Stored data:
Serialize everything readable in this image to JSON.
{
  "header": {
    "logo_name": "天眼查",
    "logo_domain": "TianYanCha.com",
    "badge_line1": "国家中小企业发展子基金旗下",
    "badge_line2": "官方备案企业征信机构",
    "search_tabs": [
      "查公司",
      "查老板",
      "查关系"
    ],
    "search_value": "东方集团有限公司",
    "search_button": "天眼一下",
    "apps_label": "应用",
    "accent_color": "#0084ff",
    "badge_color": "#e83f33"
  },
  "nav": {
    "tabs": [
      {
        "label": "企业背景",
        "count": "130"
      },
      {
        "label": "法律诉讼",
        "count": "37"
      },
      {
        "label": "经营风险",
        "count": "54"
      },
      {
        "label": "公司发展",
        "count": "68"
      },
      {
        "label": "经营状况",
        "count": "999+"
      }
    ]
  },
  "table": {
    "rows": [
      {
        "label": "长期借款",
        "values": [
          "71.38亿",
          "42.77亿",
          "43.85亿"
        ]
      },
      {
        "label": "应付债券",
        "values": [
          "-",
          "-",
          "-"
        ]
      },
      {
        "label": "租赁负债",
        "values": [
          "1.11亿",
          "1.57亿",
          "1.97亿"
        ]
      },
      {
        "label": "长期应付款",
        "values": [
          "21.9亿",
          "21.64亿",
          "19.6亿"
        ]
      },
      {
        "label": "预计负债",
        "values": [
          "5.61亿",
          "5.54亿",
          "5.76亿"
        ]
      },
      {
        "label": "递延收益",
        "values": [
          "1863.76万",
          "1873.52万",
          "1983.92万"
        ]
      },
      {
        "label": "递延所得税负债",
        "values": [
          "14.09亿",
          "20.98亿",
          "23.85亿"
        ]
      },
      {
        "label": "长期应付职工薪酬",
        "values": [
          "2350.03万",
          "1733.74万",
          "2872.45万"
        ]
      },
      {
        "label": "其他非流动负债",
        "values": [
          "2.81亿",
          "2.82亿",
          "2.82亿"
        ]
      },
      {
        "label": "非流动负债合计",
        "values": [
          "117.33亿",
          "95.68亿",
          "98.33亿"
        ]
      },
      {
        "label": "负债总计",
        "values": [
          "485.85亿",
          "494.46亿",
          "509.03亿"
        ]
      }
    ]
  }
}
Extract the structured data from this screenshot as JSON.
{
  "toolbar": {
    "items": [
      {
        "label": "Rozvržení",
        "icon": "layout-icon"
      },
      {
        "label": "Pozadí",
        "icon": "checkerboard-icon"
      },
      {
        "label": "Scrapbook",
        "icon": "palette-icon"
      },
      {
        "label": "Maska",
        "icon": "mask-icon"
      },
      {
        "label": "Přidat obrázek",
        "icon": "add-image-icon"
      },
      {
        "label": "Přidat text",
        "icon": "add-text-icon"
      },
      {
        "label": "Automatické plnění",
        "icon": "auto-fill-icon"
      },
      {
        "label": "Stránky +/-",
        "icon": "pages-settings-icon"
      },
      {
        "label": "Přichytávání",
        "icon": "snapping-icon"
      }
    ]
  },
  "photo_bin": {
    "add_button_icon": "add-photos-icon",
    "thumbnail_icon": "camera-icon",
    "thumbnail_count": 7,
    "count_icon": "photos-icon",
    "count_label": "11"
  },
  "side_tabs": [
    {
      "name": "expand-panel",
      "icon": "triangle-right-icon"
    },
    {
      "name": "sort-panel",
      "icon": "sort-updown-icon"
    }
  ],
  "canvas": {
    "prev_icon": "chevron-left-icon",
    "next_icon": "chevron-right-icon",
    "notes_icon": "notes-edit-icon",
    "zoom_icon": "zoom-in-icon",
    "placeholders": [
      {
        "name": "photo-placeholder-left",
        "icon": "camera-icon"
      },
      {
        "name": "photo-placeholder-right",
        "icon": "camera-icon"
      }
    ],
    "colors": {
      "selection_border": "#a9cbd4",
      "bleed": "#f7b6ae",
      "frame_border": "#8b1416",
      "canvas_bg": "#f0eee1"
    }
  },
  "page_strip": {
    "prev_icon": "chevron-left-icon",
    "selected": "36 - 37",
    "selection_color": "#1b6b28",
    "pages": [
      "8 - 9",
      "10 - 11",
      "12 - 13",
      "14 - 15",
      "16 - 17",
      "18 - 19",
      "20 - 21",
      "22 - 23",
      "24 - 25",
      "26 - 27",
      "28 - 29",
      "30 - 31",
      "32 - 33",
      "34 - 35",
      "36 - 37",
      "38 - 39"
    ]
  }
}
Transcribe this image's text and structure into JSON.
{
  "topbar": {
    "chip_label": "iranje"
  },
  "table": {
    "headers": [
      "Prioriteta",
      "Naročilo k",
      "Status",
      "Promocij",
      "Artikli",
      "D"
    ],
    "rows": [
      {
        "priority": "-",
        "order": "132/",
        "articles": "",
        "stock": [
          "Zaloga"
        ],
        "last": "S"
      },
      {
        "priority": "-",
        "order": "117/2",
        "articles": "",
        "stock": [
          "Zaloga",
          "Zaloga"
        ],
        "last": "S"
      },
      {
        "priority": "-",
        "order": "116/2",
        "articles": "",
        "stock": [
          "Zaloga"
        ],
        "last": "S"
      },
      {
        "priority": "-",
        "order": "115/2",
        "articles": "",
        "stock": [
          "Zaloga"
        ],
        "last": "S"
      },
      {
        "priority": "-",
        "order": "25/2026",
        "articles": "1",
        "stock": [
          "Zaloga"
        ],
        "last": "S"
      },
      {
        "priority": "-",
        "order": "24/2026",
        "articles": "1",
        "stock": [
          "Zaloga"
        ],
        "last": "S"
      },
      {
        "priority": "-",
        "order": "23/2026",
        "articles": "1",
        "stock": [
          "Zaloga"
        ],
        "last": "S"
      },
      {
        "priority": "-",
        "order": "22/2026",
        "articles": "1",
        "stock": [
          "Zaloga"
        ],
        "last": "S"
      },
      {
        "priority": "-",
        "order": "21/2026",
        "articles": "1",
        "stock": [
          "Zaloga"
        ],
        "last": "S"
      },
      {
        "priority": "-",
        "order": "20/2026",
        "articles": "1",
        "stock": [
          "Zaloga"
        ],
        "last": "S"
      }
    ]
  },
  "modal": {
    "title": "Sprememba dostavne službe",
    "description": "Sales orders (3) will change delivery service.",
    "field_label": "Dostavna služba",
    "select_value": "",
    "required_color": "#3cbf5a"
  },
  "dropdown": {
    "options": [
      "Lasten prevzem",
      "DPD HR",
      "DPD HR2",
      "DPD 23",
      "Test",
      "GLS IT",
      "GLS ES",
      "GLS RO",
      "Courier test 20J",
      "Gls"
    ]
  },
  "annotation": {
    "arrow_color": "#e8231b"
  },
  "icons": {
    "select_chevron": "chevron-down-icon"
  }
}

INSTRUCTIONS TO FOLLOW - Exact copies of all the records are required.

TASK RESPONSE -
Serialize everything readable in this image to JSON.
{
  "header": {
    "logo_name": "天眼查",
    "logo_domain": "TianYanCha.com",
    "badge_line1": "国家中小企业发展子基金旗下",
    "badge_line2": "官方备案企业征信机构",
    "search_tabs": [
      "查公司",
      "查老板",
      "查关系"
    ],
    "search_value": "东方集团有限公司",
    "search_button": "天眼一下",
    "apps_label": "应用",
    "accent_color": "#0084ff",
    "badge_color": "#e83f33"
  },
  "nav": {
    "tabs": [
      {
        "label": "企业背景",
        "count": "130"
      },
      {
        "label": "法律诉讼",
        "count": "37"
      },
      {
        "label": "经营风险",
        "count": "54"
      },
      {
        "label": "公司发展",
        "count": "68"
      },
      {
        "label": "经营状况",
        "count": "999+"
      }
    ]
  },
  "table": {
    "rows": [
      {
        "label": "长期借款",
        "values": [
          "71.38亿",
          "42.77亿",
          "43.85亿"
        ]
      },
      {
        "label": "应付债券",
        "values": [
          "-",
          "-",
          "-"
        ]
      },
      {
        "label": "租赁负债",
        "values": [
          "1.11亿",
          "1.57亿",
          "1.97亿"
        ]
      },
      {
        "label": "长期应付款",
        "values": [
          "21.9亿",
          "21.64亿",
          "19.6亿"
        ]
      },
      {
        "label": "预计负债",
        "values": [
          "5.61亿",
          "5.54亿",
          "5.76亿"
        ]
      },
      {
        "label": "递延收益",
        "values": [
          "1863.76万",
          "1873.52万",
          "1983.92万"
        ]
      },
      {
        "label": "递延所得税负债",
        "values": [
          "14.09亿",
          "20.98亿",
          "23.85亿"
        ]
      },
      {
        "label": "长期应付职工薪酬",
        "values": [
          "2350.03万",
          "1733.74万",
          "2872.45万"
        ]
      },
      {
        "label": "其他非流动负债",
        "values": [
          "2.81亿",
          "2.82亿",
          "2.82亿"
        ]
      },
      {
        "label": "非流动负债合计",
        "values": [
          "117.33亿",
          "95.68亿",
          "98.33亿"
        ]
      },
      {
        "label": "负债总计",
        "values": [
          "485.85亿",
          "494.46亿",
          "509.03亿"
        ]
      }
    ]
  }
}
Extract the structured data from this screenshot as JSON.
{
  "toolbar": {
    "items": [
      {
        "label": "Rozvržení",
        "icon": "layout-icon"
      },
      {
        "label": "Pozadí",
        "icon": "checkerboard-icon"
      },
      {
        "label": "Scrapbook",
        "icon": "palette-icon"
      },
      {
        "label": "Maska",
        "icon": "mask-icon"
      },
      {
        "label": "Přidat obrázek",
        "icon": "add-image-icon"
      },
      {
        "label": "Přidat text",
        "icon": "add-text-icon"
      },
      {
        "label": "Automatické plnění",
        "icon": "auto-fill-icon"
      },
      {
        "label": "Stránky +/-",
        "icon": "pages-settings-icon"
      },
      {
        "label": "Přichytávání",
        "icon": "snapping-icon"
      }
    ]
  },
  "photo_bin": {
    "add_button_icon": "add-photos-icon",
    "thumbnail_icon": "camera-icon",
    "thumbnail_count": 7,
    "count_icon": "photos-icon",
    "count_label": "11"
  },
  "side_tabs": [
    {
      "name": "expand-panel",
      "icon": "triangle-right-icon"
    },
    {
      "name": "sort-panel",
      "icon": "sort-updown-icon"
    }
  ],
  "canvas": {
    "prev_icon": "chevron-left-icon",
    "next_icon": "chevron-right-icon",
    "notes_icon": "notes-edit-icon",
    "zoom_icon": "zoom-in-icon",
    "placeholders": [
      {
        "name": "photo-placeholder-left",
        "icon": "camera-icon"
      },
      {
        "name": "photo-placeholder-right",
        "icon": "camera-icon"
      }
    ],
    "colors": {
      "selection_border": "#a9cbd4",
      "bleed": "#f7b6ae",
      "frame_border": "#8b1416",
      "canvas_bg": "#f0eee1"
    }
  },
  "page_strip": {
    "prev_icon": "chevron-left-icon",
    "selected": "36 - 37",
    "selection_color": "#1b6b28",
    "pages": [
      "8 - 9",
      "10 - 11",
      "12 - 13",
      "14 - 15",
      "16 - 17",
      "18 - 19",
      "20 - 21",
      "22 - 23",
      "24 - 25",
      "26 - 27",
      "28 - 29",
      "30 - 31",
      "32 - 33",
      "34 - 35",
      "36 - 37",
      "38 - 39"
    ]
  }
}
Transcribe this image's text and structure into JSON.
{
  "topbar": {
    "chip_label": "iranje"
  },
  "table": {
    "headers": [
      "Prioriteta",
      "Naročilo k",
      "Status",
      "Promocij",
      "Artikli",
      "D"
    ],
    "rows": [
      {
        "priority": "-",
        "order": "132/",
        "articles": "",
        "stock": [
          "Zaloga"
        ],
        "last": "S"
      },
      {
        "priority": "-",
        "order": "117/2",
        "articles": "",
        "stock": [
          "Zaloga",
          "Zaloga"
        ],
        "last": "S"
      },
      {
        "priority": "-",
        "order": "116/2",
        "articles": "",
        "stock": [
          "Zaloga"
        ],
        "last": "S"
      },
      {
        "priority": "-",
        "order": "115/2",
        "articles": "",
        "stock": [
          "Zaloga"
        ],
        "last": "S"
      },
      {
        "priority": "-",
        "order": "25/2026",
        "articles": "1",
        "stock": [
          "Zaloga"
        ],
        "last": "S"
      },
      {
        "priority": "-",
        "order": "24/2026",
        "articles": "1",
        "stock": [
          "Zaloga"
        ],
        "last": "S"
      },
      {
        "priority": "-",
        "order": "23/2026",
        "articles": "1",
        "stock": [
          "Zaloga"
        ],
        "last": "S"
      },
      {
        "priority": "-",
        "order": "22/2026",
        "articles": "1",
        "stock": [
          "Zaloga"
        ],
        "last": "S"
      },
      {
        "priority": "-",
        "order": "21/2026",
        "articles": "1",
        "stock": [
          "Zaloga"
        ],
        "last": "S"
      },
      {
        "priority": "-",
        "order": "20/2026",
        "articles": "1",
        "stock": [
          "Zaloga"
        ],
        "last": "S"
      }
    ]
  },
  "modal": {
    "title": "Sprememba dostavne službe",
    "description": "Sales orders (3) will change delivery service.",
    "field_label": "Dostavna služba",
    "select_value": "",
    "required_color": "#3cbf5a"
  },
  "dropdown": {
    "options": [
      "Lasten prevzem",
      "DPD HR",
      "DPD HR2",
      "DPD 23",
      "Test",
      "GLS IT",
      "GLS ES",
      "GLS RO",
      "Courier test 20J",
      "Gls"
    ]
  },
  "annotation": {
    "arrow_color": "#e8231b"
  },
  "icons": {
    "select_chevron": "chevron-down-icon"
  }
}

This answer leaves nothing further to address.